- OBJECTIVE
Reply only with how many lines contain the word "title".
++++++++++
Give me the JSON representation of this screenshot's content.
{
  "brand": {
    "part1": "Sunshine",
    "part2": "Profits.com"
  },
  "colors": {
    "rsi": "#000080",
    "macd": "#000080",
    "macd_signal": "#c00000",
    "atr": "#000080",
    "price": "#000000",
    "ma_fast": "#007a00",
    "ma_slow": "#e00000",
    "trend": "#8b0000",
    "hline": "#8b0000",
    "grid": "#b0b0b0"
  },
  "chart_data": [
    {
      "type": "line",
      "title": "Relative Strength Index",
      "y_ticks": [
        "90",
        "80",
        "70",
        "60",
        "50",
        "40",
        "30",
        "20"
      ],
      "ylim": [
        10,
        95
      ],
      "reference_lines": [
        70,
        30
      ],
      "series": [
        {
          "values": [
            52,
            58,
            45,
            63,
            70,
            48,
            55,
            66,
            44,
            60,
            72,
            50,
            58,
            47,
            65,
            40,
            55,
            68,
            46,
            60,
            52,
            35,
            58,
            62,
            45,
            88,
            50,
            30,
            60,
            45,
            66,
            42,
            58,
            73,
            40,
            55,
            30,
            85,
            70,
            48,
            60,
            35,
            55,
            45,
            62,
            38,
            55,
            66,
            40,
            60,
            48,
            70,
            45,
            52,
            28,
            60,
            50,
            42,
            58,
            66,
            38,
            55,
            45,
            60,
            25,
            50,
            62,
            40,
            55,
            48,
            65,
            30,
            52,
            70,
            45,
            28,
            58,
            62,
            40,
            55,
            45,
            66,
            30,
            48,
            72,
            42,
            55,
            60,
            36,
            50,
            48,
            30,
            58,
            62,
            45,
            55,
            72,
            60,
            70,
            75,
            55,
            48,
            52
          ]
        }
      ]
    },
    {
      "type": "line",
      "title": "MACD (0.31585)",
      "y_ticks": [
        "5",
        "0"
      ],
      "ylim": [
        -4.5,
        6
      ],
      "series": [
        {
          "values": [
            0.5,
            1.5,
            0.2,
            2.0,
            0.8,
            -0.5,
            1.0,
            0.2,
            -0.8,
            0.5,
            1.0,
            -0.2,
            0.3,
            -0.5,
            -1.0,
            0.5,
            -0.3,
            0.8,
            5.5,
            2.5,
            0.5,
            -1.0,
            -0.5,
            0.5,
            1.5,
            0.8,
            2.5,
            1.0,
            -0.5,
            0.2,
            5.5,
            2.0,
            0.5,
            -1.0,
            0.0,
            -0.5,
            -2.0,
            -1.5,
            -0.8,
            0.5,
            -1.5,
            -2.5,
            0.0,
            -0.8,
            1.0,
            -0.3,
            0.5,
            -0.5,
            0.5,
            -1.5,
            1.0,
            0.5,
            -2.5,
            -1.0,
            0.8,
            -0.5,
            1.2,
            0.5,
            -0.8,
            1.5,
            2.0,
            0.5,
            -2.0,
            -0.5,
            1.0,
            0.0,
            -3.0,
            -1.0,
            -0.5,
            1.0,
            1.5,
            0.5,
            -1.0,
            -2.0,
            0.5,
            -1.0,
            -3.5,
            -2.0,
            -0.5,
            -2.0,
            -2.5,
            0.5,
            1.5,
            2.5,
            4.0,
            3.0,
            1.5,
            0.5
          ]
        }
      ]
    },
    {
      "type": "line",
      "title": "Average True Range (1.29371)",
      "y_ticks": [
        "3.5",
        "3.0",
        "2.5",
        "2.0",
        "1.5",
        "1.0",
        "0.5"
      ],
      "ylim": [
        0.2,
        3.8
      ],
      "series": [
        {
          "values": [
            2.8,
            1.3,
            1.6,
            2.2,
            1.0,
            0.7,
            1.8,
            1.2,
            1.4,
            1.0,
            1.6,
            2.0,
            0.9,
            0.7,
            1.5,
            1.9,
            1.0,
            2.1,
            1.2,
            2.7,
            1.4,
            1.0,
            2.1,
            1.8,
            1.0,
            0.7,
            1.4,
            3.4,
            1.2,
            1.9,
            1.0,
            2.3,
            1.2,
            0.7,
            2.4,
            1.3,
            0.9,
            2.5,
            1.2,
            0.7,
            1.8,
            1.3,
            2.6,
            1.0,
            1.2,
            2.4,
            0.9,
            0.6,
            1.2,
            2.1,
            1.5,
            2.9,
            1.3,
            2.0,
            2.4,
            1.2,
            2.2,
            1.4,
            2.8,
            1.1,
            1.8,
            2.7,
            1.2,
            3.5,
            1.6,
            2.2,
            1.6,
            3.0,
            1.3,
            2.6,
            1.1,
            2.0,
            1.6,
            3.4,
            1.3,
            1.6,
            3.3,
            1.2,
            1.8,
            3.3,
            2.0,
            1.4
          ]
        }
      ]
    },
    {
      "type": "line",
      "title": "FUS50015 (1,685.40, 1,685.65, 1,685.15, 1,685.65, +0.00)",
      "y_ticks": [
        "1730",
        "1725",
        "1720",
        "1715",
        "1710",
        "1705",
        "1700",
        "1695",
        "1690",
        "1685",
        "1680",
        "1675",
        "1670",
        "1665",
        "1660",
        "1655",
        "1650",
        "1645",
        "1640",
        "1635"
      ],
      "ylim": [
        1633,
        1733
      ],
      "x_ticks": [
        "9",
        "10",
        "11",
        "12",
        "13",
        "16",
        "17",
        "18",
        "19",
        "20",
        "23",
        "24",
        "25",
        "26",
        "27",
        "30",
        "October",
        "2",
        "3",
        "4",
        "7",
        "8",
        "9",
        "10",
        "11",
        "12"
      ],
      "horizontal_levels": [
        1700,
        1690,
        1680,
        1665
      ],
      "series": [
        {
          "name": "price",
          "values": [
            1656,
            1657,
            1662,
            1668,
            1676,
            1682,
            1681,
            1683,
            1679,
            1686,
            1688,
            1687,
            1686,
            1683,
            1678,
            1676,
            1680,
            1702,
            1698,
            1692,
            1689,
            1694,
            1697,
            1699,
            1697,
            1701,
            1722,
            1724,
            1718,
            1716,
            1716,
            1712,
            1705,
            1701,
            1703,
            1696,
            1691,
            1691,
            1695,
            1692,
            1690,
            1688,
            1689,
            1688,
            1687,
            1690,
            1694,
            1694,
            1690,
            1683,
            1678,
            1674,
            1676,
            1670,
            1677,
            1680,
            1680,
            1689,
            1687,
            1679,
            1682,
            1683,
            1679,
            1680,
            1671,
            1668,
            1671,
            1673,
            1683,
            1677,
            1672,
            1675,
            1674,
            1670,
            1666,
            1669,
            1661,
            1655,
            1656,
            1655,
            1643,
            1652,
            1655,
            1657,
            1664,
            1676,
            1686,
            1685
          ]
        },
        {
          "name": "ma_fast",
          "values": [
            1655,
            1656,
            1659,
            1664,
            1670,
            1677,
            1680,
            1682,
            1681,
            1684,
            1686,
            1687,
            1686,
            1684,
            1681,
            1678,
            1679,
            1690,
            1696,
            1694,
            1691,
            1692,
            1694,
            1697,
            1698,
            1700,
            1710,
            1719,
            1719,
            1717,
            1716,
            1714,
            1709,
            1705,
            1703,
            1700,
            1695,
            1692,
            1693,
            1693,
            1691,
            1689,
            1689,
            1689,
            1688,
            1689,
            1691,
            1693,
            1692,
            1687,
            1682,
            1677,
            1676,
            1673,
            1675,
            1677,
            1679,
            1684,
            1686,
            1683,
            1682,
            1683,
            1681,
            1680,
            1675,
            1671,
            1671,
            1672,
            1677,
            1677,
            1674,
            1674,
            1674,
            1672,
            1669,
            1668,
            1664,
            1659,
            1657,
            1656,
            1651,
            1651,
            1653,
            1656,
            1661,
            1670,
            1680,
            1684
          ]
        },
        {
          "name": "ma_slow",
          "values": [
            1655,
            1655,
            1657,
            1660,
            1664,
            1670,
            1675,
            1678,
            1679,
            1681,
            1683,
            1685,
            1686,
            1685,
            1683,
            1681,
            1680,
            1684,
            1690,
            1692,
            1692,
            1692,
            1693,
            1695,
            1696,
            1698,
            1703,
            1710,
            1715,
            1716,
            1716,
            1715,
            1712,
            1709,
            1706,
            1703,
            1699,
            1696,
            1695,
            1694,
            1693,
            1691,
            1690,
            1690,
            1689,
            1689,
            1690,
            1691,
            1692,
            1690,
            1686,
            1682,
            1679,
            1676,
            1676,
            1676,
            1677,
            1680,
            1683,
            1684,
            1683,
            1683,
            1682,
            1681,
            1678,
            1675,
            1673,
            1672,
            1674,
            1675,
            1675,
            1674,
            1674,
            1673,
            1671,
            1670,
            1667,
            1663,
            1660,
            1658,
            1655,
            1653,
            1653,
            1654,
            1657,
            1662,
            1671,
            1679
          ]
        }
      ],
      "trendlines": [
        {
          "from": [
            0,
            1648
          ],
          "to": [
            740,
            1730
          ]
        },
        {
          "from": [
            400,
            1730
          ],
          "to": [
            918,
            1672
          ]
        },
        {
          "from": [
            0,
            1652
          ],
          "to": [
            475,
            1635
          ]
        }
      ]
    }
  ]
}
++++++++++
- THE REPLY
4